- **Work instructions**: Output the entries verbatim, including every line.

- **Task material**:
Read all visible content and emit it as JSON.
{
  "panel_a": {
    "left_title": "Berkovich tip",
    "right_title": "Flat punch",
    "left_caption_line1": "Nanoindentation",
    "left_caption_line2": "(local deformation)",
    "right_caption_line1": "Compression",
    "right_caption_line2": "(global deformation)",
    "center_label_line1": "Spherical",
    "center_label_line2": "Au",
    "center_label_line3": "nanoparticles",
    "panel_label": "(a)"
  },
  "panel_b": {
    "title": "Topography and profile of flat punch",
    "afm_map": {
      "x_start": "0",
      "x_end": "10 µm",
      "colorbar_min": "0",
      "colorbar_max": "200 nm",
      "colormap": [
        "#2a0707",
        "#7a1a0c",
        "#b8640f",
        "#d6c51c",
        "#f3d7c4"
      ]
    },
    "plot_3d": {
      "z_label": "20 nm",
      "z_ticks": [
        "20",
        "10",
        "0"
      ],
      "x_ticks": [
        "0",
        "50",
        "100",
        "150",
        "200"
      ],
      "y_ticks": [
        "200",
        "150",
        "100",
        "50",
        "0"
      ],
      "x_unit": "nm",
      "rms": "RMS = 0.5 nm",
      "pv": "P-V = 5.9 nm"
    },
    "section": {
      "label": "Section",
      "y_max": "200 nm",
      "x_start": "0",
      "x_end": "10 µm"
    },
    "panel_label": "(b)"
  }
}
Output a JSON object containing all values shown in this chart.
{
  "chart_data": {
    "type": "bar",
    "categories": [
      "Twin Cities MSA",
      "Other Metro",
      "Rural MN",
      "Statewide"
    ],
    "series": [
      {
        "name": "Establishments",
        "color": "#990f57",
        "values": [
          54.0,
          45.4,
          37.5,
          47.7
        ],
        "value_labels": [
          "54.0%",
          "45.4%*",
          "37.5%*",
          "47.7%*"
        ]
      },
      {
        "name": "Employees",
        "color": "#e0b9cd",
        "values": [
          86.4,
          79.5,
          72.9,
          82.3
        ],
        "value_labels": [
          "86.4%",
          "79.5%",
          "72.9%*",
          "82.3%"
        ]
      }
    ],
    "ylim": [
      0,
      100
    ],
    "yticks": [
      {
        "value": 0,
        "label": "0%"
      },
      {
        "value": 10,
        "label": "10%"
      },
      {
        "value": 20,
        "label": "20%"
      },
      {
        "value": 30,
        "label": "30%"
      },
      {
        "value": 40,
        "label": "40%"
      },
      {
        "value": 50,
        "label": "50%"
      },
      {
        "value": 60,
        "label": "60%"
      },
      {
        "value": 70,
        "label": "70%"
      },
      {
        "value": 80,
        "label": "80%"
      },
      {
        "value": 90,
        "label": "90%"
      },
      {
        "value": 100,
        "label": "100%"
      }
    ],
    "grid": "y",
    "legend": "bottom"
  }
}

- **Completed task**:
Read all visible content and emit it as JSON.
{
  "panel_a": {
    "left_title": "Berkovich tip",
    "right_title": "Flat punch",
    "left_caption_line1": "Nanoindentation",
    "left_caption_line2": "(local deformation)",
    "right_caption_line1": "Compression",
    "right_caption_line2": "(global deformation)",
    "center_label_line1": "Spherical",
    "center_label_line2": "Au",
    "center_label_line3": "nanoparticles",
    "panel_label": "(a)"
  },
  "panel_b": {
    "title": "Topography and profile of flat punch",
    "afm_map": {
      "x_start": "0",
      "x_end": "10 µm",
      "colorbar_min": "0",
      "colorbar_max": "200 nm",
      "colormap": [
        "#2a0707",
        "#7a1a0c",
        "#b8640f",
        "#d6c51c",
        "#f3d7c4"
      ]
    },
    "plot_3d": {
      "z_label": "20 nm",
      "z_ticks": [
        "20",
        "10",
        "0"
      ],
      "x_ticks": [
        "0",
        "50",
        "100",
        "150",
        "200"
      ],
      "y_ticks": [
        "200",
        "150",
        "100",
        "50",
        "0"
      ],
      "x_unit": "nm",
      "rms": "RMS = 0.5 nm",
      "pv": "P-V = 5.9 nm"
    },
    "section": {
      "label": "Section",
      "y_max": "200 nm",
      "x_start": "0",
      "x_end": "10 µm"
    },
    "panel_label": "(b)"
  }
}
Output a JSON object containing all values shown in this chart.
{
  "chart_data": {
    "type": "bar",
    "categories": [
      "Twin Cities MSA",
      "Other Metro",
      "Rural MN",
      "Statewide"
    ],
    "series": [
      {
        "name": "Establishments",
        "color": "#990f57",
        "values": [
          54.0,
          45.4,
          37.5,
          47.7
        ],
        "value_labels": [
          "54.0%",
          "45.4%*",
          "37.5%*",
          "47.7%*"
        ]
      },
      {
        "name": "Employees",
        "color": "#e0b9cd",
        "values": [
          86.4,
          79.5,
          72.9,
          82.3
        ],
        "value_labels": [
          "86.4%",
          "79.5%",
          "72.9%*",
          "82.3%"
        ]
      }
    ],
    "ylim": [
      0,
      100
    ],
    "yticks": [
      {
        "value": 0,
        "label": "0%"
      },
      {
        "value": 10,
        "label": "10%"
      },
      {
        "value": 20,
        "label": "20%"
      },
      {
        "value": 30,
        "label": "30%"
      },
      {
        "value": 40,
        "label": "40%"
      },
      {
        "value": 50,
        "label": "50%"
      },
      {
        "value": 60,
        "label": "60%"
      },
      {
        "value": 70,
        "label": "70%"
      },
      {
        "value": 80,
        "label": "80%"
      },
      {
        "value": 90,
        "label": "90%"
      },
      {
        "value": 100,
        "label": "100%"
      }
    ],
    "grid": "y",
    "legend": "bottom"
  }
}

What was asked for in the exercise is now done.